Problem to work on
Take every line where the string "Dumping" appears and copy it.
************
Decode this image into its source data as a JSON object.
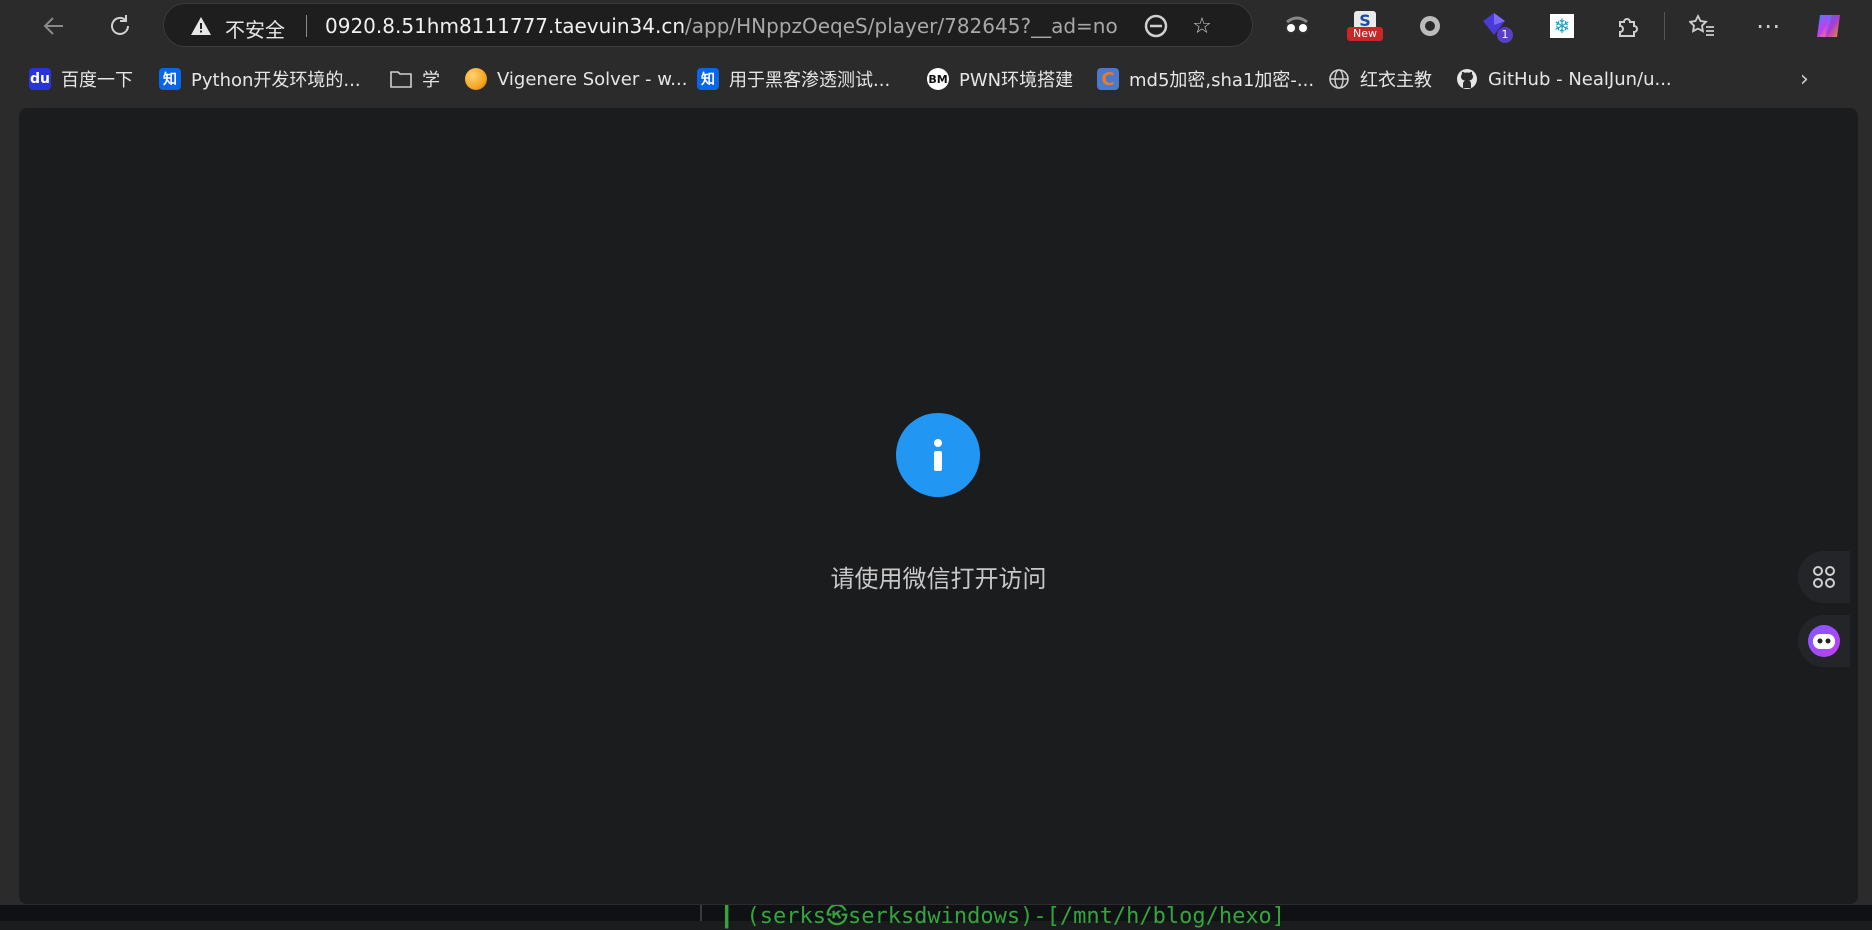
{
  "toolbar": {
    "back_icon": "back-arrow-icon",
    "refresh_icon": "refresh-icon"
  },
  "address_bar": {
    "security_label": "不安全",
    "url_host": "0920.8.51hm8111777.taevuin34.cn",
    "url_path": "/app/HNppzOeqeS/player/782645?__ad=no"
  },
  "extensions": {
    "new_badge": "New",
    "count_badge": "1"
  },
  "bookmarks": [
    {
      "label": "百度一下",
      "icon": "baidu-icon",
      "color": "#2932e1"
    },
    {
      "label": "Python开发环境的...",
      "icon": "zhihu-icon",
      "color": "#0a66e8"
    },
    {
      "label": "学",
      "icon": "folder-icon",
      "color": ""
    },
    {
      "label": "Vigenere Solver - w...",
      "icon": "orange-ball-icon",
      "color": "#f5a623"
    },
    {
      "label": "用于黑客渗透测试...",
      "icon": "zhihu-icon",
      "color": "#0a66e8"
    },
    {
      "label": "PWN环境搭建",
      "icon": "bm-icon",
      "color": "#ffffff"
    },
    {
      "label": "md5加密,sha1加密-...",
      "icon": "c-logo-icon",
      "color": "#e87a2c"
    },
    {
      "label": "红衣主教",
      "icon": "globe-icon",
      "color": ""
    },
    {
      "label": "GitHub - NealJun/u...",
      "icon": "github-icon",
      "color": ""
    }
  ],
  "page": {
    "message": "请使用微信打开访问",
    "info_color": "#2196f3"
  },
  "background_terminal": {
    "text": "┃  (serks㉿serksdwindows)-[/mnt/h/blog/hexo]"
  }
}
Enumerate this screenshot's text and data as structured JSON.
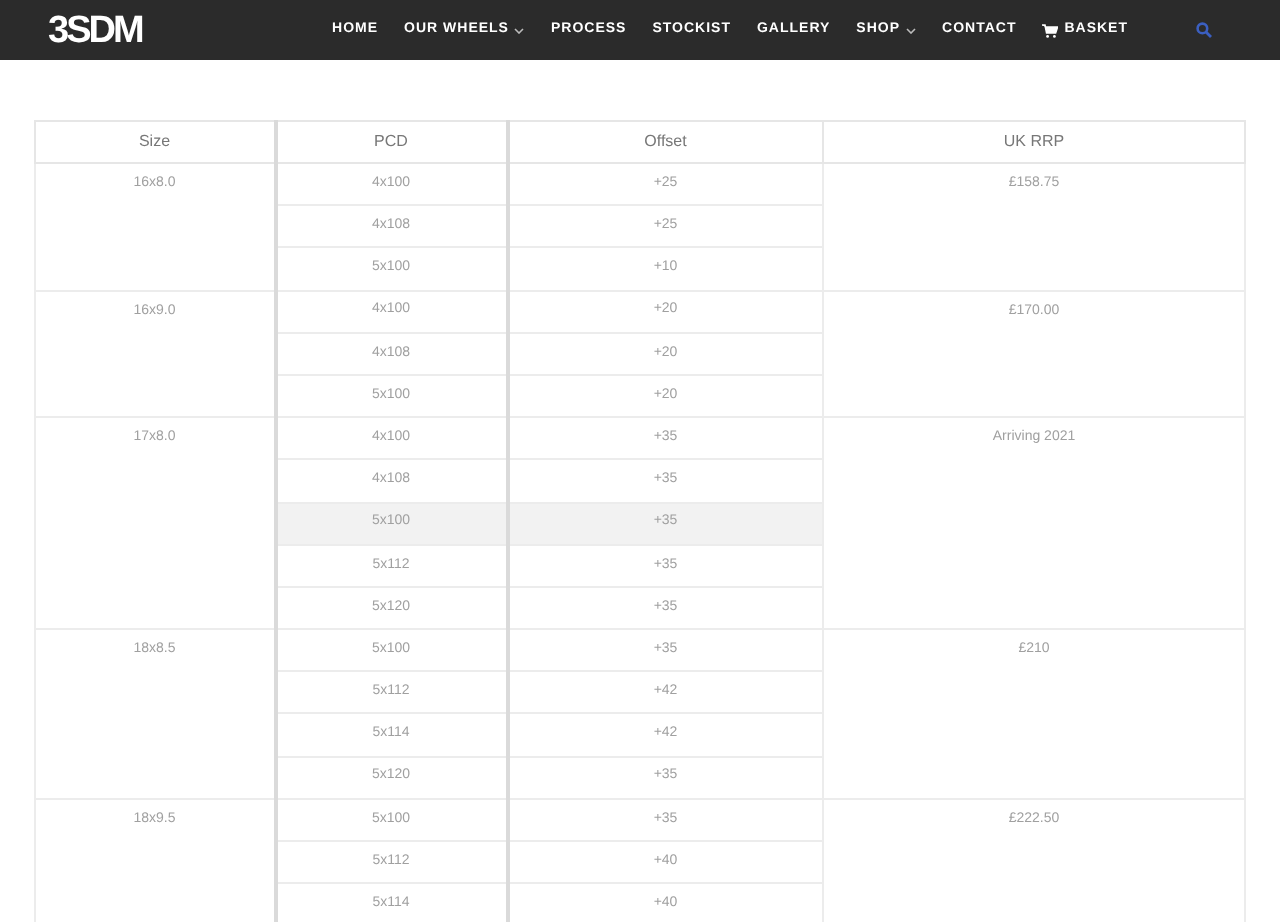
{
  "header": {
    "logo": "3SDM",
    "nav": [
      {
        "label": "HOME",
        "dropdown": false,
        "kind": "link"
      },
      {
        "label": "OUR WHEELS",
        "dropdown": true,
        "kind": "link"
      },
      {
        "label": "PROCESS",
        "dropdown": false,
        "kind": "link"
      },
      {
        "label": "STOCKIST",
        "dropdown": false,
        "kind": "link"
      },
      {
        "label": "GALLERY",
        "dropdown": false,
        "kind": "link"
      },
      {
        "label": "SHOP",
        "dropdown": true,
        "kind": "link"
      },
      {
        "label": "CONTACT",
        "dropdown": false,
        "kind": "link"
      },
      {
        "label": "BASKET",
        "dropdown": false,
        "kind": "basket"
      }
    ]
  },
  "table": {
    "columns": [
      "Size",
      "PCD",
      "Offset",
      "UK RRP"
    ],
    "groups": [
      {
        "size": "16x8.0",
        "price": "£158.75",
        "rows": [
          {
            "pcd": "4x100",
            "offset": "+25",
            "highlighted": false
          },
          {
            "pcd": "4x108",
            "offset": "+25",
            "highlighted": false
          },
          {
            "pcd": "5x100",
            "offset": "+10",
            "highlighted": false
          }
        ]
      },
      {
        "size": "16x9.0",
        "price": "£170.00",
        "rows": [
          {
            "pcd": "4x100",
            "offset": "+20",
            "highlighted": false
          },
          {
            "pcd": "4x108",
            "offset": "+20",
            "highlighted": false
          },
          {
            "pcd": "5x100",
            "offset": "+20",
            "highlighted": false
          }
        ]
      },
      {
        "size": "17x8.0",
        "price": "Arriving 2021",
        "rows": [
          {
            "pcd": "4x100",
            "offset": "+35",
            "highlighted": false
          },
          {
            "pcd": "4x108",
            "offset": "+35",
            "highlighted": false
          },
          {
            "pcd": "5x100",
            "offset": "+35",
            "highlighted": true
          },
          {
            "pcd": "5x112",
            "offset": "+35",
            "highlighted": false
          },
          {
            "pcd": "5x120",
            "offset": "+35",
            "highlighted": false
          }
        ]
      },
      {
        "size": "18x8.5",
        "price": "£210",
        "rows": [
          {
            "pcd": "5x100",
            "offset": "+35",
            "highlighted": false
          },
          {
            "pcd": "5x112",
            "offset": "+42",
            "highlighted": false
          },
          {
            "pcd": "5x114",
            "offset": "+42",
            "highlighted": false
          },
          {
            "pcd": "5x120",
            "offset": "+35",
            "highlighted": false
          }
        ]
      },
      {
        "size": "18x9.5",
        "price": "£222.50",
        "rows": [
          {
            "pcd": "5x100",
            "offset": "+35",
            "highlighted": false
          },
          {
            "pcd": "5x112",
            "offset": "+40",
            "highlighted": false
          },
          {
            "pcd": "5x114",
            "offset": "+40",
            "highlighted": false
          }
        ]
      }
    ]
  }
}
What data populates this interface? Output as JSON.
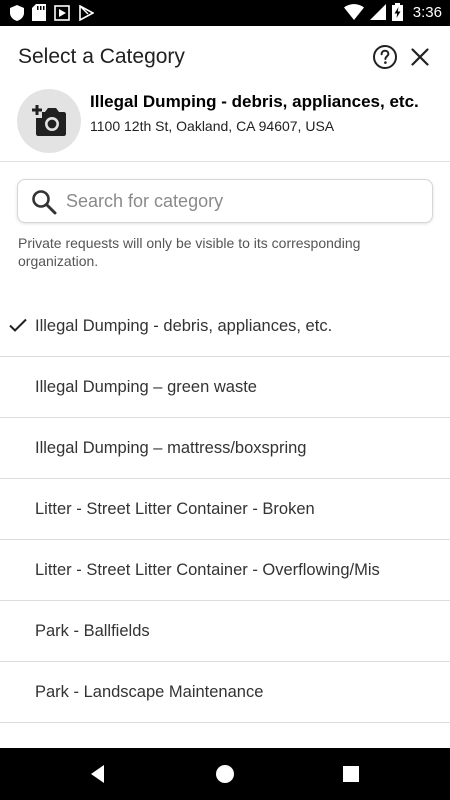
{
  "status_bar": {
    "time": "3:36",
    "left_icons": [
      "shield-icon",
      "sd-card-icon",
      "play-store-icon",
      "play-store-icon"
    ],
    "right_icons": [
      "wifi-icon",
      "signal-icon",
      "battery-charging-icon"
    ]
  },
  "header": {
    "title": "Select a Category",
    "help_icon": "help-circle-icon",
    "close_icon": "close-icon",
    "photo_icon": "add-photo-icon",
    "selected_category": "Illegal Dumping - debris, appliances, etc.",
    "address": "1100 12th St, Oakland, CA 94607, USA"
  },
  "search": {
    "placeholder": "Search for category",
    "value": ""
  },
  "private_note": "Private requests will only be visible to its corresponding organization.",
  "categories": [
    {
      "label": "Illegal Dumping - debris, appliances, etc.",
      "selected": true
    },
    {
      "label": "Illegal Dumping – green waste",
      "selected": false
    },
    {
      "label": "Illegal Dumping – mattress/boxspring",
      "selected": false
    },
    {
      "label": "Litter - Street Litter Container - Broken",
      "selected": false
    },
    {
      "label": "Litter - Street Litter Container - Overflowing/Mis",
      "selected": false
    },
    {
      "label": "Park - Ballfields",
      "selected": false
    },
    {
      "label": "Park - Landscape Maintenance",
      "selected": false
    }
  ],
  "nav_bar": {
    "icons": [
      "back-icon",
      "home-icon",
      "recents-icon"
    ]
  },
  "colors": {
    "status_bar_bg": "#000000",
    "nav_bar_bg": "#000000",
    "photo_circle_bg": "#e3e3e3",
    "divider": "#dcdcdc"
  }
}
************
Problem solution
    "selected_category": "Illegal Dumping - debris, appliances, etc.",
      "label": "Illegal Dumping - debris, appliances, etc.",
      "label": "Illegal Dumping – green waste",
      "label": "Illegal Dumping – mattress/boxspring",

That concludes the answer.